Print all records exactly, leaving nothing out.
□ □ □ □ □ □ □
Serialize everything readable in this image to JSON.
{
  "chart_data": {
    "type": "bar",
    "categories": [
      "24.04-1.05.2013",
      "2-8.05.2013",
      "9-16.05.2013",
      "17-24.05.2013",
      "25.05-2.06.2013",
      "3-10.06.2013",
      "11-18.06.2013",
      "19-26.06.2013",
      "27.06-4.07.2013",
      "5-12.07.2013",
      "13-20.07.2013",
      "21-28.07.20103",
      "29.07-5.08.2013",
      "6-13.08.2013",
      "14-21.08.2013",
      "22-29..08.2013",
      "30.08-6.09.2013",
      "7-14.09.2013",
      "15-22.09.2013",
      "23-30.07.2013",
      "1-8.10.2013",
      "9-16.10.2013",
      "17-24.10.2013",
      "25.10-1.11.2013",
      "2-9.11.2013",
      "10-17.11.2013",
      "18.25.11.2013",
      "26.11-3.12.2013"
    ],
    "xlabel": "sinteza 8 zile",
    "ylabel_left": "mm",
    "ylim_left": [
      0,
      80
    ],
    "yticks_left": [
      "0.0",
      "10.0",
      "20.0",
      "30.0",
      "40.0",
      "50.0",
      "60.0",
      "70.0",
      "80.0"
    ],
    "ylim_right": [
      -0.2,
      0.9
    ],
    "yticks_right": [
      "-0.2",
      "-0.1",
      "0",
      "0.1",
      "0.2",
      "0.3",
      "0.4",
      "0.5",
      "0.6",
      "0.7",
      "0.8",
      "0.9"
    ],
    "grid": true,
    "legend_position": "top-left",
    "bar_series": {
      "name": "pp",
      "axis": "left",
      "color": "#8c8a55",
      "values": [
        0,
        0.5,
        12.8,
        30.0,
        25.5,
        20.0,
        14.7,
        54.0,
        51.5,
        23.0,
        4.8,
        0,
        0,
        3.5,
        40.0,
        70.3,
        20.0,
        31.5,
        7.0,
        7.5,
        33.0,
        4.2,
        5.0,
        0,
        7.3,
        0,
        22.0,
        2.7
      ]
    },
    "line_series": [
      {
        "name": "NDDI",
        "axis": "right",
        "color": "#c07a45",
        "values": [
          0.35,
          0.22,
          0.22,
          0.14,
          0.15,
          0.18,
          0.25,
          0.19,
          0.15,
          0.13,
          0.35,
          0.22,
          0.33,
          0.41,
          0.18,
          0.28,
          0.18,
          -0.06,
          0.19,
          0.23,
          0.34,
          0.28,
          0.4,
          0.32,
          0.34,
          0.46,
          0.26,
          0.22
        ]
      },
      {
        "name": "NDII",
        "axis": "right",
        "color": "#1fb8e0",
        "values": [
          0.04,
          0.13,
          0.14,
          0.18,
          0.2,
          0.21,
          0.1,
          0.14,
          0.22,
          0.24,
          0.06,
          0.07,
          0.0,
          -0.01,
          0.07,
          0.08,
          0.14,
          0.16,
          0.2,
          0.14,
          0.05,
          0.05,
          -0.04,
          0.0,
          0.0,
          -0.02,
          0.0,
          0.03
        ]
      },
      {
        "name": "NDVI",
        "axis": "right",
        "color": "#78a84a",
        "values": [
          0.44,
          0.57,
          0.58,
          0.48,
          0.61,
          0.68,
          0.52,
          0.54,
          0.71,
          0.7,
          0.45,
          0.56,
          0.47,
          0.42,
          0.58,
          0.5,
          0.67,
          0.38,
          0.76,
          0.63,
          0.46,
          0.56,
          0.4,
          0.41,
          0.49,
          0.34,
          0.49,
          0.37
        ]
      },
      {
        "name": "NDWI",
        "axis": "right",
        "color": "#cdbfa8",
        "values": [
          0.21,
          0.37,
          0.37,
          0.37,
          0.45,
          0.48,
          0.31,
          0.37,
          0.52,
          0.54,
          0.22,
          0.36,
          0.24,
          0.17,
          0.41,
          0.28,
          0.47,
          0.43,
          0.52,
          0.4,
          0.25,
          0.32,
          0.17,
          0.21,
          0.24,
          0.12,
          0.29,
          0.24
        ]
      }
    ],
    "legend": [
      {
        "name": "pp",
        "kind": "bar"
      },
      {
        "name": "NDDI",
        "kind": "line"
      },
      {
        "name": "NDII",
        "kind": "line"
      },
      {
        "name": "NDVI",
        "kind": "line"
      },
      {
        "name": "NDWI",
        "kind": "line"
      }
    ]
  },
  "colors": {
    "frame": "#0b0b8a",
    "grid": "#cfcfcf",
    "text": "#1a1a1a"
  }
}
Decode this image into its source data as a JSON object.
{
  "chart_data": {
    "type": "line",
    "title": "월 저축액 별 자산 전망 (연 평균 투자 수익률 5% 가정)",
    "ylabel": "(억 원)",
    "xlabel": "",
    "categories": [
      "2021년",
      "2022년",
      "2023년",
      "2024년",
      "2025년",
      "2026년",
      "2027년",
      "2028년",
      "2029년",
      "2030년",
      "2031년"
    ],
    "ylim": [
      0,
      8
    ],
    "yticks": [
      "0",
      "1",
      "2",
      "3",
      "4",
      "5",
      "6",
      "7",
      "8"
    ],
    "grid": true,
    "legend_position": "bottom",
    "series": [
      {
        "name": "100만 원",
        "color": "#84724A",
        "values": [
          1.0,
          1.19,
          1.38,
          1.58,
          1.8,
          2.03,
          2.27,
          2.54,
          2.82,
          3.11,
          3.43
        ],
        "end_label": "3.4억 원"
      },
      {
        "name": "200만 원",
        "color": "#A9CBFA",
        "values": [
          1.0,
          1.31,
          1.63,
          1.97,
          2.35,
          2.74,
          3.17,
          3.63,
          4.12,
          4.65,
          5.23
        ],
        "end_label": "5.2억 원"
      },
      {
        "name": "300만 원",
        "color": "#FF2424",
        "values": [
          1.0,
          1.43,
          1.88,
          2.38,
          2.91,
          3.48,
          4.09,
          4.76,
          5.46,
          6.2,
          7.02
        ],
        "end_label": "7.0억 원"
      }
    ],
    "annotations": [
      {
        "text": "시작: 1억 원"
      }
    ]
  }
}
□ □ □ □ □ □ □
● RESULT OF THE TASK:
Serialize everything readable in this image to JSON.
{
  "chart_data": {
    "type": "bar",
    "categories": [
      "24.04-1.05.2013",
      "2-8.05.2013",
      "9-16.05.2013",
      "17-24.05.2013",
      "25.05-2.06.2013",
      "3-10.06.2013",
      "11-18.06.2013",
      "19-26.06.2013",
      "27.06-4.07.2013",
      "5-12.07.2013",
      "13-20.07.2013",
      "21-28.07.20103",
      "29.07-5.08.2013",
      "6-13.08.2013",
      "14-21.08.2013",
      "22-29..08.2013",
      "30.08-6.09.2013",
      "7-14.09.2013",
      "15-22.09.2013",
      "23-30.07.2013",
      "1-8.10.2013",
      "9-16.10.2013",
      "17-24.10.2013",
      "25.10-1.11.2013",
      "2-9.11.2013",
      "10-17.11.2013",
      "18.25.11.2013",
      "26.11-3.12.2013"
    ],
    "xlabel": "sinteza 8 zile",
    "ylabel_left": "mm",
    "ylim_left": [
      0,
      80
    ],
    "yticks_left": [
      "0.0",
      "10.0",
      "20.0",
      "30.0",
      "40.0",
      "50.0",
      "60.0",
      "70.0",
      "80.0"
    ],
    "ylim_right": [
      -0.2,
      0.9
    ],
    "yticks_right": [
      "-0.2",
      "-0.1",
      "0",
      "0.1",
      "0.2",
      "0.3",
      "0.4",
      "0.5",
      "0.6",
      "0.7",
      "0.8",
      "0.9"
    ],
    "grid": true,
    "legend_position": "top-left",
    "bar_series": {
      "name": "pp",
      "axis": "left",
      "color": "#8c8a55",
      "values": [
        0,
        0.5,
        12.8,
        30.0,
        25.5,
        20.0,
        14.7,
        54.0,
        51.5,
        23.0,
        4.8,
        0,
        0,
        3.5,
        40.0,
        70.3,
        20.0,
        31.5,
        7.0,
        7.5,
        33.0,
        4.2,
        5.0,
        0,
        7.3,
        0,
        22.0,
        2.7
      ]
    },
    "line_series": [
      {
        "name": "NDDI",
        "axis": "right",
        "color": "#c07a45",
        "values": [
          0.35,
          0.22,
          0.22,
          0.14,
          0.15,
          0.18,
          0.25,
          0.19,
          0.15,
          0.13,
          0.35,
          0.22,
          0.33,
          0.41,
          0.18,
          0.28,
          0.18,
          -0.06,
          0.19,
          0.23,
          0.34,
          0.28,
          0.4,
          0.32,
          0.34,
          0.46,
          0.26,
          0.22
        ]
      },
      {
        "name": "NDII",
        "axis": "right",
        "color": "#1fb8e0",
        "values": [
          0.04,
          0.13,
          0.14,
          0.18,
          0.2,
          0.21,
          0.1,
          0.14,
          0.22,
          0.24,
          0.06,
          0.07,
          0.0,
          -0.01,
          0.07,
          0.08,
          0.14,
          0.16,
          0.2,
          0.14,
          0.05,
          0.05,
          -0.04,
          0.0,
          0.0,
          -0.02,
          0.0,
          0.03
        ]
      },
      {
        "name": "NDVI",
        "axis": "right",
        "color": "#78a84a",
        "values": [
          0.44,
          0.57,
          0.58,
          0.48,
          0.61,
          0.68,
          0.52,
          0.54,
          0.71,
          0.7,
          0.45,
          0.56,
          0.47,
          0.42,
          0.58,
          0.5,
          0.67,
          0.38,
          0.76,
          0.63,
          0.46,
          0.56,
          0.4,
          0.41,
          0.49,
          0.34,
          0.49,
          0.37
        ]
      },
      {
        "name": "NDWI",
        "axis": "right",
        "color": "#cdbfa8",
        "values": [
          0.21,
          0.37,
          0.37,
          0.37,
          0.45,
          0.48,
          0.31,
          0.37,
          0.52,
          0.54,
          0.22,
          0.36,
          0.24,
          0.17,
          0.41,
          0.28,
          0.47,
          0.43,
          0.52,
          0.4,
          0.25,
          0.32,
          0.17,
          0.21,
          0.24,
          0.12,
          0.29,
          0.24
        ]
      }
    ],
    "legend": [
      {
        "name": "pp",
        "kind": "bar"
      },
      {
        "name": "NDDI",
        "kind": "line"
      },
      {
        "name": "NDII",
        "kind": "line"
      },
      {
        "name": "NDVI",
        "kind": "line"
      },
      {
        "name": "NDWI",
        "kind": "line"
      }
    ]
  },
  "colors": {
    "frame": "#0b0b8a",
    "grid": "#cfcfcf",
    "text": "#1a1a1a"
  }
}
Decode this image into its source data as a JSON object.
{
  "chart_data": {
    "type": "line",
    "title": "월 저축액 별 자산 전망 (연 평균 투자 수익률 5% 가정)",
    "ylabel": "(억 원)",
    "xlabel": "",
    "categories": [
      "2021년",
      "2022년",
      "2023년",
      "2024년",
      "2025년",
      "2026년",
      "2027년",
      "2028년",
      "2029년",
      "2030년",
      "2031년"
    ],
    "ylim": [
      0,
      8
    ],
    "yticks": [
      "0",
      "1",
      "2",
      "3",
      "4",
      "5",
      "6",
      "7",
      "8"
    ],
    "grid": true,
    "legend_position": "bottom",
    "series": [
      {
        "name": "100만 원",
        "color": "#84724A",
        "values": [
          1.0,
          1.19,
          1.38,
          1.58,
          1.8,
          2.03,
          2.27,
          2.54,
          2.82,
          3.11,
          3.43
        ],
        "end_label": "3.4억 원"
      },
      {
        "name": "200만 원",
        "color": "#A9CBFA",
        "values": [
          1.0,
          1.31,
          1.63,
          1.97,
          2.35,
          2.74,
          3.17,
          3.63,
          4.12,
          4.65,
          5.23
        ],
        "end_label": "5.2억 원"
      },
      {
        "name": "300만 원",
        "color": "#FF2424",
        "values": [
          1.0,
          1.43,
          1.88,
          2.38,
          2.91,
          3.48,
          4.09,
          4.76,
          5.46,
          6.2,
          7.02
        ],
        "end_label": "7.0억 원"
      }
    ],
    "annotations": [
      {
        "text": "시작: 1억 원"
      }
    ]
  }
}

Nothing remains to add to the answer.